▸ **What to produce**: Check every line below for the word "reino" and copy the ones that have it.

[Dataset records]
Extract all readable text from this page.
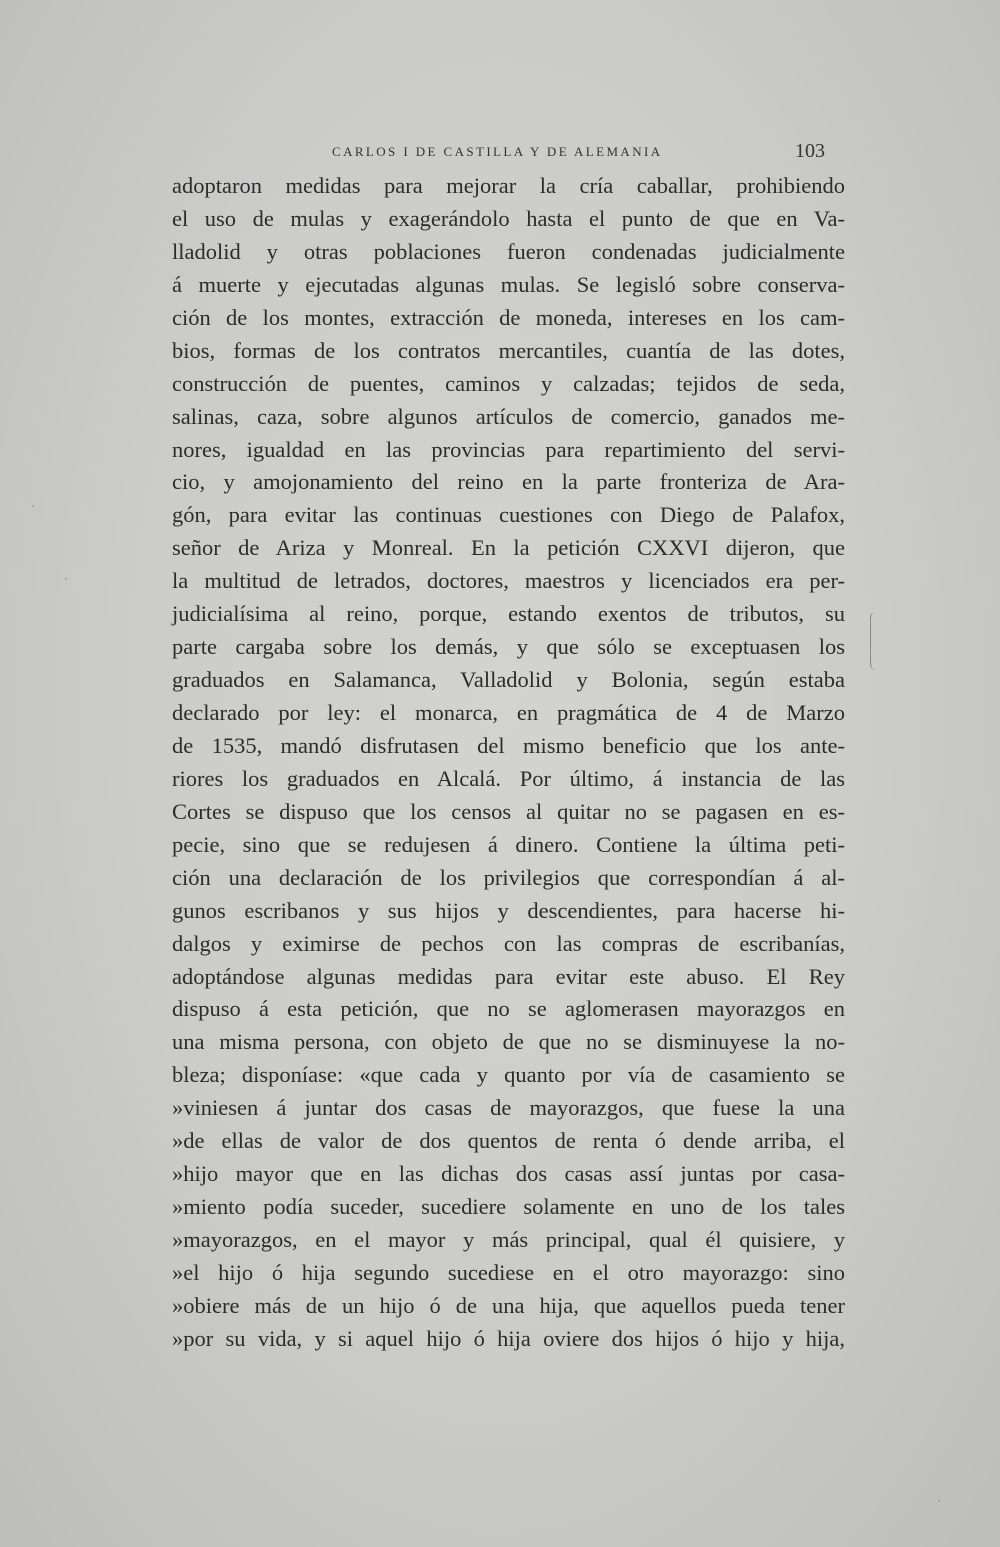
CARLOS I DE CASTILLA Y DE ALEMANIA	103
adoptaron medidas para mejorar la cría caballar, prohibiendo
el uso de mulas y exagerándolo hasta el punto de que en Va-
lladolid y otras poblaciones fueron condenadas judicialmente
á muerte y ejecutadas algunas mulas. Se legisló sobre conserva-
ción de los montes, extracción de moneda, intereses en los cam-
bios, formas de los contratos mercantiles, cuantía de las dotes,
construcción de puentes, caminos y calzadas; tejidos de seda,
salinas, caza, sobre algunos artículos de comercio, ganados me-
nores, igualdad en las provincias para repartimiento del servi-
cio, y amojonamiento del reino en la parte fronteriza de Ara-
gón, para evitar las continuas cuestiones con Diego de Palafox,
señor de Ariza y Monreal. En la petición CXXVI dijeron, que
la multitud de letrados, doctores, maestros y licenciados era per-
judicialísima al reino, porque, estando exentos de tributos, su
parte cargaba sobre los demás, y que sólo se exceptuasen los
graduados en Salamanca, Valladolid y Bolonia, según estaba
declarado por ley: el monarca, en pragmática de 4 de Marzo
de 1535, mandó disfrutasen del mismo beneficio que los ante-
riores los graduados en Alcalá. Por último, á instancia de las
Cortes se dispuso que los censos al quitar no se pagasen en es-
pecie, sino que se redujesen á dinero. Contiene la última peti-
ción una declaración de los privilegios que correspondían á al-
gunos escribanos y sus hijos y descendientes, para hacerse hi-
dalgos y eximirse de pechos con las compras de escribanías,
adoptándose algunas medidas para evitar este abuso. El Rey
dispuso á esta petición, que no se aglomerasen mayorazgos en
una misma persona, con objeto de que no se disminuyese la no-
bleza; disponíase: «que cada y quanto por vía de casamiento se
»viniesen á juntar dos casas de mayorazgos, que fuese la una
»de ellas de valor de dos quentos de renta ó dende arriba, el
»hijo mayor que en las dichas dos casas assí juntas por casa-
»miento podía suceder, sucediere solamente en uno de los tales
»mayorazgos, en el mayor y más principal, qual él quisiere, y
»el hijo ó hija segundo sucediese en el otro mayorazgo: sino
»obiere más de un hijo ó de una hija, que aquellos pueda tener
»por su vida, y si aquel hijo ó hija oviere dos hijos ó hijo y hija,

▸ **Exercise answer**:
cio, y amojonamiento del reino en la parte fronteriza de Ara-
judicialísima al reino, porque, estando exentos de tributos, su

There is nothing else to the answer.